Output every record below exactly as it appears.

* Begin RECORDS SUPPLIED *

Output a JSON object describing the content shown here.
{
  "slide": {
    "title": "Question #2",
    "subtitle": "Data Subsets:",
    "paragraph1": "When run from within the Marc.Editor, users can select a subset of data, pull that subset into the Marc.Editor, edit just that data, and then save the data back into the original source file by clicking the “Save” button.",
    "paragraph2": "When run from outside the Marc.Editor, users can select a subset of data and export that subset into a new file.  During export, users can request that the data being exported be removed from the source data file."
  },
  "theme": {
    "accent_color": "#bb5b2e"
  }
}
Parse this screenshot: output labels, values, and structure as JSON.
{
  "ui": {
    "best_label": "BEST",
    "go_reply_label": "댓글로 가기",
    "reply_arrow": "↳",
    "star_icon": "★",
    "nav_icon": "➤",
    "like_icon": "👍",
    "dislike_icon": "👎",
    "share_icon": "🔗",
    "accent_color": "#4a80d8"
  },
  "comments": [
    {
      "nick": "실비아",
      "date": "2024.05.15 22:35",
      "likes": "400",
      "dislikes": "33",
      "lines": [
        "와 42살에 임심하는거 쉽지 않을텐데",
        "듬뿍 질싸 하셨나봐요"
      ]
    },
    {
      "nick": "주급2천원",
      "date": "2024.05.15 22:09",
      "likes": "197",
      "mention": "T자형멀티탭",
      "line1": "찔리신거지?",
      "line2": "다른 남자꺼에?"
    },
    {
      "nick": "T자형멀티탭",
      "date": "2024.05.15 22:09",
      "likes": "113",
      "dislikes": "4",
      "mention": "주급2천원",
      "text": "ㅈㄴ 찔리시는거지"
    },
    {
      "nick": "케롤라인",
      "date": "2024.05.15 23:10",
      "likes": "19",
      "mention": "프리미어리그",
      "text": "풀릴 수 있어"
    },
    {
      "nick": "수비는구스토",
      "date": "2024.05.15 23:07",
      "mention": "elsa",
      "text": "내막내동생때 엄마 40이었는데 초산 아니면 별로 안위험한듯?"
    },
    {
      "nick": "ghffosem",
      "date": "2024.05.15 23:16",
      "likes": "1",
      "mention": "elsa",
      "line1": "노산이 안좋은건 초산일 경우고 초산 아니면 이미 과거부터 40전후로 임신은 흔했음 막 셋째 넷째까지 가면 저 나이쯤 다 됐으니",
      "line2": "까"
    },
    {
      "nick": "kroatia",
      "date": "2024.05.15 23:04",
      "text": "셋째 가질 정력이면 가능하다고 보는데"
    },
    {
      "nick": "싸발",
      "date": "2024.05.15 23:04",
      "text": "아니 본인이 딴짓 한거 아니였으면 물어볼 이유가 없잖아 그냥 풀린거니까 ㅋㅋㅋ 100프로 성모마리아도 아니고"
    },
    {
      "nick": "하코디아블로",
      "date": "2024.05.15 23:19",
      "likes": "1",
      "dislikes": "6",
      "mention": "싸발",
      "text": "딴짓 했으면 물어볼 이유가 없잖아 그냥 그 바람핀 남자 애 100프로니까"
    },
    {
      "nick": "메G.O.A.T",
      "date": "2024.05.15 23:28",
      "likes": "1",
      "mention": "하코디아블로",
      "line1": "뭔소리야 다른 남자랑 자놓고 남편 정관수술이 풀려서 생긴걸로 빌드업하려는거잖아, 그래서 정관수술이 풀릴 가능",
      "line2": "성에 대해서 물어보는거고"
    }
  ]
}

* End RECORDS SUPPLIED *

#### [EXERCISE RESPONSE]
Output a JSON object describing the content shown here.
{
  "slide": {
    "title": "Question #2",
    "subtitle": "Data Subsets:",
    "paragraph1": "When run from within the Marc.Editor, users can select a subset of data, pull that subset into the Marc.Editor, edit just that data, and then save the data back into the original source file by clicking the “Save” button.",
    "paragraph2": "When run from outside the Marc.Editor, users can select a subset of data and export that subset into a new file.  During export, users can request that the data being exported be removed from the source data file."
  },
  "theme": {
    "accent_color": "#bb5b2e"
  }
}
Parse this screenshot: output labels, values, and structure as JSON.
{
  "ui": {
    "best_label": "BEST",
    "go_reply_label": "댓글로 가기",
    "reply_arrow": "↳",
    "star_icon": "★",
    "nav_icon": "➤",
    "like_icon": "👍",
    "dislike_icon": "👎",
    "share_icon": "🔗",
    "accent_color": "#4a80d8"
  },
  "comments": [
    {
      "nick": "실비아",
      "date": "2024.05.15 22:35",
      "likes": "400",
      "dislikes": "33",
      "lines": [
        "와 42살에 임심하는거 쉽지 않을텐데",
        "듬뿍 질싸 하셨나봐요"
      ]
    },
    {
      "nick": "주급2천원",
      "date": "2024.05.15 22:09",
      "likes": "197",
      "mention": "T자형멀티탭",
      "line1": "찔리신거지?",
      "line2": "다른 남자꺼에?"
    },
    {
      "nick": "T자형멀티탭",
      "date": "2024.05.15 22:09",
      "likes": "113",
      "dislikes": "4",
      "mention": "주급2천원",
      "text": "ㅈㄴ 찔리시는거지"
    },
    {
      "nick": "케롤라인",
      "date": "2024.05.15 23:10",
      "likes": "19",
      "mention": "프리미어리그",
      "text": "풀릴 수 있어"
    },
    {
      "nick": "수비는구스토",
      "date": "2024.05.15 23:07",
      "mention": "elsa",
      "text": "내막내동생때 엄마 40이었는데 초산 아니면 별로 안위험한듯?"
    },
    {
      "nick": "ghffosem",
      "date": "2024.05.15 23:16",
      "likes": "1",
      "mention": "elsa",
      "line1": "노산이 안좋은건 초산일 경우고 초산 아니면 이미 과거부터 40전후로 임신은 흔했음 막 셋째 넷째까지 가면 저 나이쯤 다 됐으니",
      "line2": "까"
    },
    {
      "nick": "kroatia",
      "date": "2024.05.15 23:04",
      "text": "셋째 가질 정력이면 가능하다고 보는데"
    },
    {
      "nick": "싸발",
      "date": "2024.05.15 23:04",
      "text": "아니 본인이 딴짓 한거 아니였으면 물어볼 이유가 없잖아 그냥 풀린거니까 ㅋㅋㅋ 100프로 성모마리아도 아니고"
    },
    {
      "nick": "하코디아블로",
      "date": "2024.05.15 23:19",
      "likes": "1",
      "dislikes": "6",
      "mention": "싸발",
      "text": "딴짓 했으면 물어볼 이유가 없잖아 그냥 그 바람핀 남자 애 100프로니까"
    },
    {
      "nick": "메G.O.A.T",
      "date": "2024.05.15 23:28",
      "likes": "1",
      "mention": "하코디아블로",
      "line1": "뭔소리야 다른 남자랑 자놓고 남편 정관수술이 풀려서 생긴걸로 빌드업하려는거잖아, 그래서 정관수술이 풀릴 가능",
      "line2": "성에 대해서 물어보는거고"
    }
  ]
}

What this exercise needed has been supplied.